TASK STATEMENT:
Present the data once more in exactly its original form.

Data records
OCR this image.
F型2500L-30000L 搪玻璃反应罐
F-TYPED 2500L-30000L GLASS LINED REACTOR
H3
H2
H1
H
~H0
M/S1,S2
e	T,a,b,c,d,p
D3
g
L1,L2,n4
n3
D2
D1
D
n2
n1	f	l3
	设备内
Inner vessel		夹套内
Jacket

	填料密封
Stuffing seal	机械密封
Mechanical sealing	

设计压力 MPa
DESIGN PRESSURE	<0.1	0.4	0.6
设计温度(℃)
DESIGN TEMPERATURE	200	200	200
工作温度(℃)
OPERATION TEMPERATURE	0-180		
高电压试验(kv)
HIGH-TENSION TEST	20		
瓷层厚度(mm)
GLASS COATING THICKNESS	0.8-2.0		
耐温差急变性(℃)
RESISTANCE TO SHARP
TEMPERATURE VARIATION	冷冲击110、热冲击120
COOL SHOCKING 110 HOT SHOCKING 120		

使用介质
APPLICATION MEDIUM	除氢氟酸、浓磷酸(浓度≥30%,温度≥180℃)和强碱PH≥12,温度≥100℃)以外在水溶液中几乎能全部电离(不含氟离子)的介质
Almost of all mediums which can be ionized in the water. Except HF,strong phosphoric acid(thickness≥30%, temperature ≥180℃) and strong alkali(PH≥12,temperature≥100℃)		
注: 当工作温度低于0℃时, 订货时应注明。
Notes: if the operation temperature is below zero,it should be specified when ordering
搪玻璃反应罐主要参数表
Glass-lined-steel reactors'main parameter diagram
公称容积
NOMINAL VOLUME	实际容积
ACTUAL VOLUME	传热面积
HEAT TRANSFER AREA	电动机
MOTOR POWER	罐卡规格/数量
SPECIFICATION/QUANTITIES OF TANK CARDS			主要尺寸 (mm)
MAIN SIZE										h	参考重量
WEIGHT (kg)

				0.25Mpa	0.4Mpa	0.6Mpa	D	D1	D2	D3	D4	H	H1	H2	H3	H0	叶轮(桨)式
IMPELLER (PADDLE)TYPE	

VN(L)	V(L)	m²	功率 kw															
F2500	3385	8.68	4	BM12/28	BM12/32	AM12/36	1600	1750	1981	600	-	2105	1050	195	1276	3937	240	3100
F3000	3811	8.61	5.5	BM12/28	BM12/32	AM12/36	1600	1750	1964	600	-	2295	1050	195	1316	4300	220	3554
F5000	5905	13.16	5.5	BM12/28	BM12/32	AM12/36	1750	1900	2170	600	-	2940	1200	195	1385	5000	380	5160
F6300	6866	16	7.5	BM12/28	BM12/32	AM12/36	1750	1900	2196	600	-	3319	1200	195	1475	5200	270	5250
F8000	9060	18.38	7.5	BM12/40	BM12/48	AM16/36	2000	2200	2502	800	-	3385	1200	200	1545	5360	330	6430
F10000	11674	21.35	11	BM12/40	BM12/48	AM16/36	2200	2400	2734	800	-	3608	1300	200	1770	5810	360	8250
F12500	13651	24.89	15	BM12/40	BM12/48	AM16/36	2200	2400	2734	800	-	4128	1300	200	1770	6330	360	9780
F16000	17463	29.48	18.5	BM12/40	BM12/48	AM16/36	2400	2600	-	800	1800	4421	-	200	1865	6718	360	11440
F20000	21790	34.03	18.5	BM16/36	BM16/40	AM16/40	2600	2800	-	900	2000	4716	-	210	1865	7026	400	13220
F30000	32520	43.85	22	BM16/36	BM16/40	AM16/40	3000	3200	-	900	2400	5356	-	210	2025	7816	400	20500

OUTPUT BELOW:
OCR this image.
F型2500L-30000L 搪玻璃反应罐
F-TYPED 2500L-30000L GLASS LINED REACTOR
H3
H2
H1
H
~H0
M/S1,S2
e	T,a,b,c,d,p
D3
g
L1,L2,n4
n3
D2
D1
D
n2
n1	f	l3
	设备内
Inner vessel		夹套内
Jacket

	填料密封
Stuffing seal	机械密封
Mechanical sealing	

设计压力 MPa
DESIGN PRESSURE	<0.1	0.4	0.6
设计温度(℃)
DESIGN TEMPERATURE	200	200	200
工作温度(℃)
OPERATION TEMPERATURE	0-180		
高电压试验(kv)
HIGH-TENSION TEST	20		
瓷层厚度(mm)
GLASS COATING THICKNESS	0.8-2.0		
耐温差急变性(℃)
RESISTANCE TO SHARP
TEMPERATURE VARIATION	冷冲击110、热冲击120
COOL SHOCKING 110 HOT SHOCKING 120		

使用介质
APPLICATION MEDIUM	除氢氟酸、浓磷酸(浓度≥30%,温度≥180℃)和强碱PH≥12,温度≥100℃)以外在水溶液中几乎能全部电离(不含氟离子)的介质
Almost of all mediums which can be ionized in the water. Except HF,strong phosphoric acid(thickness≥30%, temperature ≥180℃) and strong alkali(PH≥12,temperature≥100℃)		
注: 当工作温度低于0℃时, 订货时应注明。
Notes: if the operation temperature is below zero,it should be specified when ordering
搪玻璃反应罐主要参数表
Glass-lined-steel reactors'main parameter diagram
公称容积
NOMINAL VOLUME	实际容积
ACTUAL VOLUME	传热面积
HEAT TRANSFER AREA	电动机
MOTOR POWER	罐卡规格/数量
SPECIFICATION/QUANTITIES OF TANK CARDS			主要尺寸 (mm)
MAIN SIZE										h	参考重量
WEIGHT (kg)

				0.25Mpa	0.4Mpa	0.6Mpa	D	D1	D2	D3	D4	H	H1	H2	H3	H0	叶轮(桨)式
IMPELLER (PADDLE)TYPE	

VN(L)	V(L)	m²	功率 kw															
F2500	3385	8.68	4	BM12/28	BM12/32	AM12/36	1600	1750	1981	600	-	2105	1050	195	1276	3937	240	3100
F3000	3811	8.61	5.5	BM12/28	BM12/32	AM12/36	1600	1750	1964	600	-	2295	1050	195	1316	4300	220	3554
F5000	5905	13.16	5.5	BM12/28	BM12/32	AM12/36	1750	1900	2170	600	-	2940	1200	195	1385	5000	380	5160
F6300	6866	16	7.5	BM12/28	BM12/32	AM12/36	1750	1900	2196	600	-	3319	1200	195	1475	5200	270	5250
F8000	9060	18.38	7.5	BM12/40	BM12/48	AM16/36	2000	2200	2502	800	-	3385	1200	200	1545	5360	330	6430
F10000	11674	21.35	11	BM12/40	BM12/48	AM16/36	2200	2400	2734	800	-	3608	1300	200	1770	5810	360	8250
F12500	13651	24.89	15	BM12/40	BM12/48	AM16/36	2200	2400	2734	800	-	4128	1300	200	1770	6330	360	9780
F16000	17463	29.48	18.5	BM12/40	BM12/48	AM16/36	2400	2600	-	800	1800	4421	-	200	1865	6718	360	11440
F20000	21790	34.03	18.5	BM16/36	BM16/40	AM16/40	2600	2800	-	900	2000	4716	-	210	1865	7026	400	13220
F30000	32520	43.85	22	BM16/36	BM16/40	AM16/40	3000	3200	-	900	2400	5356	-	210	2025	7816	400	20500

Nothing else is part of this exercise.